*COMPLETE THE FOLLOWING*:
(1) Answer these questions from the forum thread about TOR hidden services:
(a) Which agency is named as targeting Silkroad?
(b) What three behaviors does the writer call a poor way to convince people?
(c) What would taking Silkroad down generate, according to the post by Munchies?
(2) Write the next part of the forum thread about TOR hidden services, picking up after its final line.

*SOURCE PASSAGE*:
Now I'm not saying TOR hidden services are perfect, but they do seem to be holding up atm, and while silkroad may be the sole target of the DEA, all the child porn sites, the 'terrorist' sites, and other illegals are  targets of other organizations, and they are still running. So until we start seeing other hidden services get de-anonymized we shouldnt have reason to believe that SR is in imminent danger/compromised.



By the way, calling other people names, being condescending, and tooting your own horn is not a good way to convince people of anything.
Title: Re: How is this place alive?
Post by: Munchies on January 03, 2012, 03:55 pm
That said, Silkroad does seem to be the biggest hidden service and the biggest target right now. It would generate tons of PR for taking it down and more interest in sites like these from the wrong people.

Also I am not trying to discredit kmfkewm, he has some good points, just trying to get some discussion going.
Title: Re: How is this place alive?

*RECORDS*:
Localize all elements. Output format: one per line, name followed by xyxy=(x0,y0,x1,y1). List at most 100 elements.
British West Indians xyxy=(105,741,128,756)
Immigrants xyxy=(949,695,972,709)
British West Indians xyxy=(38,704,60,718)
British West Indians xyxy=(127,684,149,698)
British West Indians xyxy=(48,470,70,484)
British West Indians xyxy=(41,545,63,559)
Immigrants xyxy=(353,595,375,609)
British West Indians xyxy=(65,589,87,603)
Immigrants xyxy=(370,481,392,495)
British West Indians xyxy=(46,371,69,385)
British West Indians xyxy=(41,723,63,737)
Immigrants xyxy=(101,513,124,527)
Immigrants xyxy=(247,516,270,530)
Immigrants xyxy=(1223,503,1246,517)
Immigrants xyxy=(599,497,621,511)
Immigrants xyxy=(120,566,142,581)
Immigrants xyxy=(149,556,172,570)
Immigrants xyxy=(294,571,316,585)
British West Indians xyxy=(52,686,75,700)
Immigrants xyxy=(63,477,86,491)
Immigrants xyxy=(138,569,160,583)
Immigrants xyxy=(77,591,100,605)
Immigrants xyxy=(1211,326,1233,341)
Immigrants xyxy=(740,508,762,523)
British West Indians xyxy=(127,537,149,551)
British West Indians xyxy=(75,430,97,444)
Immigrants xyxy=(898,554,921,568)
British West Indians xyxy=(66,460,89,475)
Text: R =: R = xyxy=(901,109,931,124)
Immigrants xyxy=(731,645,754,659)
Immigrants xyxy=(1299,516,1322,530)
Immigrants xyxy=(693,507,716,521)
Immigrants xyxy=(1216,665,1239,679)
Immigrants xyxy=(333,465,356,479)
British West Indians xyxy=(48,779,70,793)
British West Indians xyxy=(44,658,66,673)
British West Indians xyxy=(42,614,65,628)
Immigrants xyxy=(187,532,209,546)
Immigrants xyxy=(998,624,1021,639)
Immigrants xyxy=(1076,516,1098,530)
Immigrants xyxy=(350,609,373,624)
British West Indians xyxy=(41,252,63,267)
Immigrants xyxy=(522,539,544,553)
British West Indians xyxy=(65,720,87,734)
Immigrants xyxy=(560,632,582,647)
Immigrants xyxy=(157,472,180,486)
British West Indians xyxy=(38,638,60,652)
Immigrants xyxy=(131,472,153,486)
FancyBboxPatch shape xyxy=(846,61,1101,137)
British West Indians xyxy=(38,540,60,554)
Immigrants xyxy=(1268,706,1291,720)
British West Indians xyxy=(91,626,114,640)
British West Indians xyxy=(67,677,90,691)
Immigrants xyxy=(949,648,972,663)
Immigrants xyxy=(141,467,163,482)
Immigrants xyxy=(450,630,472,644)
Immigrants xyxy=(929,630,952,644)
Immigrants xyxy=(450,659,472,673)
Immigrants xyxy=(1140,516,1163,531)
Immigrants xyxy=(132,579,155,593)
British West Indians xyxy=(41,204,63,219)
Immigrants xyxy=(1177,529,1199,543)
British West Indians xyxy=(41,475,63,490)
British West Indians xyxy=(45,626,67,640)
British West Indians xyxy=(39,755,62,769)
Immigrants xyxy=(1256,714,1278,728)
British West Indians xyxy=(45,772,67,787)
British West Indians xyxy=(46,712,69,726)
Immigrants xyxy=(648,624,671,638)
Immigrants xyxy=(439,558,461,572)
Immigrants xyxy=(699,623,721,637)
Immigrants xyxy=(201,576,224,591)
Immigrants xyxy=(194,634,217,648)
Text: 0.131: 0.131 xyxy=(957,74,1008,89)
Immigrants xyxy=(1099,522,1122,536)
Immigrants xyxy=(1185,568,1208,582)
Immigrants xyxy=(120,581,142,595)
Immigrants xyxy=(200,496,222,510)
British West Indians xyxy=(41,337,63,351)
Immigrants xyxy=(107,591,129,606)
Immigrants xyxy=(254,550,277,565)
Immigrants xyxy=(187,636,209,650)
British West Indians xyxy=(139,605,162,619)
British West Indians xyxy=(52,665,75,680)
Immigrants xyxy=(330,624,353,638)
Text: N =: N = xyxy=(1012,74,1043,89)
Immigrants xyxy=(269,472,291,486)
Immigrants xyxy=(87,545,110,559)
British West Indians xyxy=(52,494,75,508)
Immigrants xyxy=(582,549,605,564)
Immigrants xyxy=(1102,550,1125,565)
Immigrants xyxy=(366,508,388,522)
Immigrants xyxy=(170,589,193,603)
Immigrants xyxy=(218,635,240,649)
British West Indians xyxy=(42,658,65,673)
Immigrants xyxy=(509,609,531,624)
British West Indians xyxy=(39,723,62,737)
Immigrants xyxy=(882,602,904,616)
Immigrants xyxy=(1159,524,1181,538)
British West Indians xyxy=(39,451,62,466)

*RESPONSES BY TASK*:
(1)
(a) The DEA.
(b) Calling other people names, being condescending, and tooting your own horn.
(c) Tons of PR and more interest in sites like these from the wrong people.

(2)
Post by: kmfkewm on January 03, 2012, 09:03 pm
Quote
That's a rather disingenuous example to use.

It is an example of a technical solution for tracing a hidden service isn't it? Application layer exploits are one of the main technical solutions for tracing Tor hidden services. Also, if you remember, I also gave links to three papers, one of which explains traffic analysis based attacks for deanonymizing Tor hidden services, two of which explain measurement and signals intelligence attacks for deanonymizing Tor hidden services, and I also gave a link to freehaven which has over a dozen papers discussing technical solutions for tracing hidden services from a variety of security disciplines. So I think my *abundance* of cited examples showing that there are various methods from various fields which can be used for tracing Tor hidden services is adequate. Seriously what the fuck else do you want to be convinced, I never could understand people that ignore abundances of evidence dumped in front of them or how I can convince them to change their mind about subjects if not by an abundance of documented research from world experts.



Quote
In that example, they used an apache exploit to gain root access to a VM. So they 'destroyed' thousands of images by deleting them and pwning the server. But being in a VM, even then they couldn't get the physical location of the hidden service and the hardware it was running on. Rooting a VM won't get you its location.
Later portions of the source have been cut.